### Given task:
Within the data that follows, how many lines carry the string "Census"? Give the number alone.

### Given records:
┌──

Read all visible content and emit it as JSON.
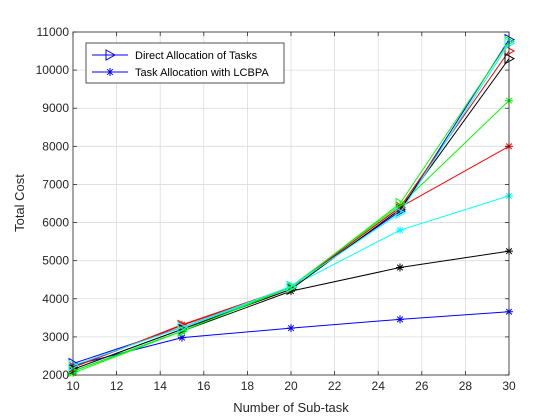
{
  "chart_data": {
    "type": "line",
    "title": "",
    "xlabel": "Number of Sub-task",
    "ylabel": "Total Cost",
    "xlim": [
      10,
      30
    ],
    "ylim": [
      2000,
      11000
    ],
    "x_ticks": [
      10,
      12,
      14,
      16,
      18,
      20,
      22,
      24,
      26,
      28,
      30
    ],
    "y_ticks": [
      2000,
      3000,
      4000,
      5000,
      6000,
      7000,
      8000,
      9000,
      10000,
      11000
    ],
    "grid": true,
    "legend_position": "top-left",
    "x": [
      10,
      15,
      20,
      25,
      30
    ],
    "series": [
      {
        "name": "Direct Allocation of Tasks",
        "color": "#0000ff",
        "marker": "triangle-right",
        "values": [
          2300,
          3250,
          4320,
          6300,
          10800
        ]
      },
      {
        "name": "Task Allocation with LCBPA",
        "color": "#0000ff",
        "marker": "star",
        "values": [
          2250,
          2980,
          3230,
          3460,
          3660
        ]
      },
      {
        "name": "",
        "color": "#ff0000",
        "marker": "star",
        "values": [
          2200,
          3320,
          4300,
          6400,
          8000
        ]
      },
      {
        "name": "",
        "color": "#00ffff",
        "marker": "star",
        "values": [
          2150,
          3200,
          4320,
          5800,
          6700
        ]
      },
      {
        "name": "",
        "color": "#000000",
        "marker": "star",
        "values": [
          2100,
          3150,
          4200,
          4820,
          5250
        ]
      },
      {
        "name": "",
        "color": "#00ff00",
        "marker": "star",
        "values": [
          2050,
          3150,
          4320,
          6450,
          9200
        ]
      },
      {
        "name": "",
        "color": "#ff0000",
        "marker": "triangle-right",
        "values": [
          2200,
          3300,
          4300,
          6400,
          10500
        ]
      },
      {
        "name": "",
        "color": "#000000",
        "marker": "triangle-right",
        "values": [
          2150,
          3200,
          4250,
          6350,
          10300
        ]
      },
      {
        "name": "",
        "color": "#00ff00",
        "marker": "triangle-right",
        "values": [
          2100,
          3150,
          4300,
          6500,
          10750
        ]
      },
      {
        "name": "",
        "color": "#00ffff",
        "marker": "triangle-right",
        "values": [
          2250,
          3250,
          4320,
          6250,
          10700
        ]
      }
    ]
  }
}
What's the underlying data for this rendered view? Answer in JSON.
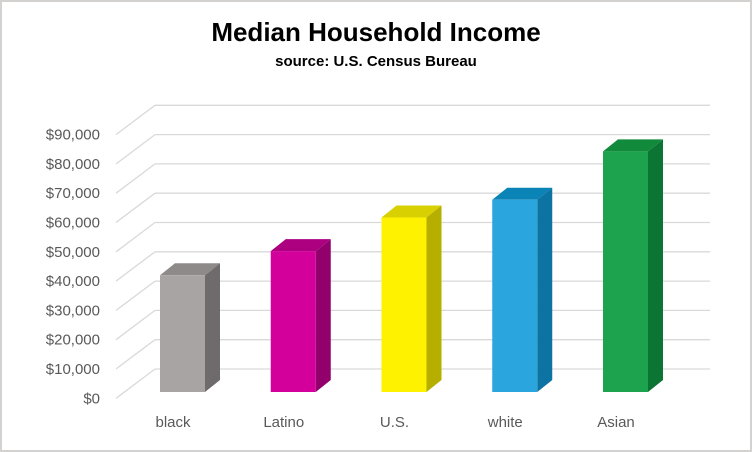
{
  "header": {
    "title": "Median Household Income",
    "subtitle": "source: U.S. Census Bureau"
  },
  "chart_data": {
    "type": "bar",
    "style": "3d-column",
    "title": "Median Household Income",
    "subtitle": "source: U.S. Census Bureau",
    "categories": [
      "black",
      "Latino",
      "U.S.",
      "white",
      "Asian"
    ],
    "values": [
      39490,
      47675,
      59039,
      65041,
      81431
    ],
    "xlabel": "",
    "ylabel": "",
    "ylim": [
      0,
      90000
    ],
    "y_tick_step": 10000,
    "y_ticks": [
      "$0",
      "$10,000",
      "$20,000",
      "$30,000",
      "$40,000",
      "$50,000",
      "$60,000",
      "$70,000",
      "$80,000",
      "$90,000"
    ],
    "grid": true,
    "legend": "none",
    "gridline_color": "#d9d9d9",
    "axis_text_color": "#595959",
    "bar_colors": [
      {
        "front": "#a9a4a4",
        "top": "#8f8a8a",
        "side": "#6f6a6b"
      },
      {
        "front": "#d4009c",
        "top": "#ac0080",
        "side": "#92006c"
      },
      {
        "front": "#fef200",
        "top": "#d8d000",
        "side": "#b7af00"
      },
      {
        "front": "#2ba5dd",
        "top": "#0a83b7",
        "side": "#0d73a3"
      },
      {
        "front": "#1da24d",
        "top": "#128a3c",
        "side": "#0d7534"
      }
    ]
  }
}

└──
┌──

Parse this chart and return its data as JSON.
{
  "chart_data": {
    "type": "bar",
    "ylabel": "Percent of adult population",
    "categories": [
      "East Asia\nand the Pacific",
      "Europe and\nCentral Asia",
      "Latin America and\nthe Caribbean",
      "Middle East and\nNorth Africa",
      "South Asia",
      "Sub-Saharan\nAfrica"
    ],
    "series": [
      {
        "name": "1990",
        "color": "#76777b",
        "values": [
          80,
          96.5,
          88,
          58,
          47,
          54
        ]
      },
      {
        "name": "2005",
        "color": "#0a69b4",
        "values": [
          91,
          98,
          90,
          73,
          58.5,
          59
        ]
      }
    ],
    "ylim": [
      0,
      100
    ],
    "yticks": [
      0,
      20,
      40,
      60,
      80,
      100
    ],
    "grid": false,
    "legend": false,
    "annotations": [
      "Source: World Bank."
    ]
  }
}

└──

### Answer to the task:
2